■ **What the exercise asks**
Each line that holds the word "label" should be returned.

■ **Task input**
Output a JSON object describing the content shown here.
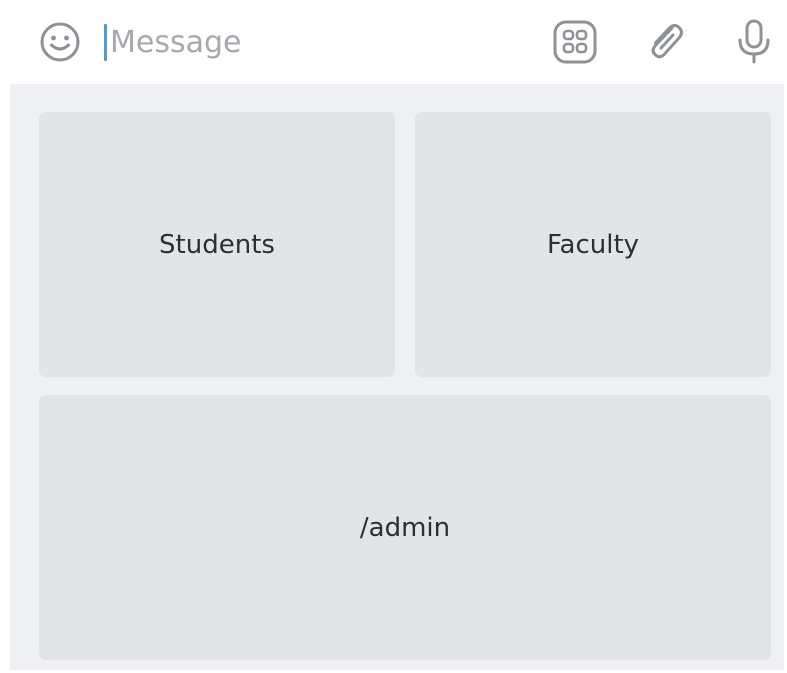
{
  "composer": {
    "placeholder": "Message",
    "value": ""
  },
  "icons": {
    "emoji": "smiley-icon",
    "keyboard": "bot-keyboard-icon",
    "attach": "paperclip-icon",
    "mic": "microphone-icon"
  },
  "colors": {
    "caret": "#4f9bd8",
    "icon": "#8e9196",
    "keyboard_bg": "#eff0f3",
    "key_bg": "#e2e4e7"
  },
  "keyboard": {
    "rows": [
      [
        {
          "label": "Students"
        },
        {
          "label": "Faculty"
        }
      ],
      [
        {
          "label": "/admin"
        }
      ]
    ]
  }
}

■ **Answer to the exercise**
          "label": "Students"
          "label": "Faculty"
          "label": "/admin"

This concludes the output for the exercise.